Entries supplied
===============

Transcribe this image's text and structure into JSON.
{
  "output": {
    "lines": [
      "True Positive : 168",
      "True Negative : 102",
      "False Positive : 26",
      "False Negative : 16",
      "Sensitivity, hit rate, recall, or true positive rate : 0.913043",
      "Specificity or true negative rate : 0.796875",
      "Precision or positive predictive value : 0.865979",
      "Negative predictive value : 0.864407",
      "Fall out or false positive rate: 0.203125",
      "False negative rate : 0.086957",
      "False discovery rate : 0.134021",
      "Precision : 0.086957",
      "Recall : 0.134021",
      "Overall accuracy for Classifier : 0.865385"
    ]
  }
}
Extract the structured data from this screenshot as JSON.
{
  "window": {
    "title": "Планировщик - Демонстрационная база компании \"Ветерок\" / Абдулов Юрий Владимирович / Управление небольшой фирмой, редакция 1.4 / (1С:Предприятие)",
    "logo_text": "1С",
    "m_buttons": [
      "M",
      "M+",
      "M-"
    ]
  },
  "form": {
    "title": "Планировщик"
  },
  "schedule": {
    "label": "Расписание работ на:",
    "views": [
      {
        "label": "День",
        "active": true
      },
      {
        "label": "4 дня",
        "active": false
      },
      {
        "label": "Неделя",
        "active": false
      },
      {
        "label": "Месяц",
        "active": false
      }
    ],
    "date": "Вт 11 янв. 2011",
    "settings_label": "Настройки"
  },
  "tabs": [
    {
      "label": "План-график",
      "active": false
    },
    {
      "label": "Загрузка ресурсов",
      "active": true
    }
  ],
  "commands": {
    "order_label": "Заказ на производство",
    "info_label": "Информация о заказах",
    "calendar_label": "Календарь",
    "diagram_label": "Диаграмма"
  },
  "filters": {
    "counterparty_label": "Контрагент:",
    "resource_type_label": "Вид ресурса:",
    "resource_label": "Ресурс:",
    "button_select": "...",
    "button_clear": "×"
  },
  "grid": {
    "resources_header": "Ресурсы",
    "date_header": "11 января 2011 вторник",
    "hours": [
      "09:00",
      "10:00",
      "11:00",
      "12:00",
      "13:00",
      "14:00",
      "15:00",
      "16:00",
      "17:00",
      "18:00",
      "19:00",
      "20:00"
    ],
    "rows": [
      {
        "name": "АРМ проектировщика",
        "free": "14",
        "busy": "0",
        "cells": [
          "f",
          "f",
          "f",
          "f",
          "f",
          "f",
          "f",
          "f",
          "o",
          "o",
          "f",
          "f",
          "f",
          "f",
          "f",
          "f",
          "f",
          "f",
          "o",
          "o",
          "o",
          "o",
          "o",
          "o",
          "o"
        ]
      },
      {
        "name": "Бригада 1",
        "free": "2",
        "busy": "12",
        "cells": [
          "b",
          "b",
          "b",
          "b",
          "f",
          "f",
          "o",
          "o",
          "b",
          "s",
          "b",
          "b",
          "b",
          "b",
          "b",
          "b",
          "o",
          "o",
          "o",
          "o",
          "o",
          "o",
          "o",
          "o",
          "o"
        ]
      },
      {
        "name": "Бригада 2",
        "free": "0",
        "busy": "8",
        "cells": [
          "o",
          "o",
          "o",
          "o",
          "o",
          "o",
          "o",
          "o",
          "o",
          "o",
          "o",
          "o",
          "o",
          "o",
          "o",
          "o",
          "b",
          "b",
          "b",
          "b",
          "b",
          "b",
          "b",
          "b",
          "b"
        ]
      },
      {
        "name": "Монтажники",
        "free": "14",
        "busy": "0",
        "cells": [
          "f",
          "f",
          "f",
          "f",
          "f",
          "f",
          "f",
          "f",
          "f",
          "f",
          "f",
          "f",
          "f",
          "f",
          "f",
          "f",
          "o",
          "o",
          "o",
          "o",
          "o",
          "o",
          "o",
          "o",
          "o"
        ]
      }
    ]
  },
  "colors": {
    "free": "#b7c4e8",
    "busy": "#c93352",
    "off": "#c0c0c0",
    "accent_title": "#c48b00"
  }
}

===============

What you need to do
Show every line from the listing above in which the string "Планировщик" appears.

Completed exercise
    "title": "Планировщик - Демонстрационная база компании \"Ветерок\" / Абдулов Юрий Владимирович / Управление небольшой фирмой, редакция 1.4 / (1С:Предприятие)",
    "title": "Планировщик"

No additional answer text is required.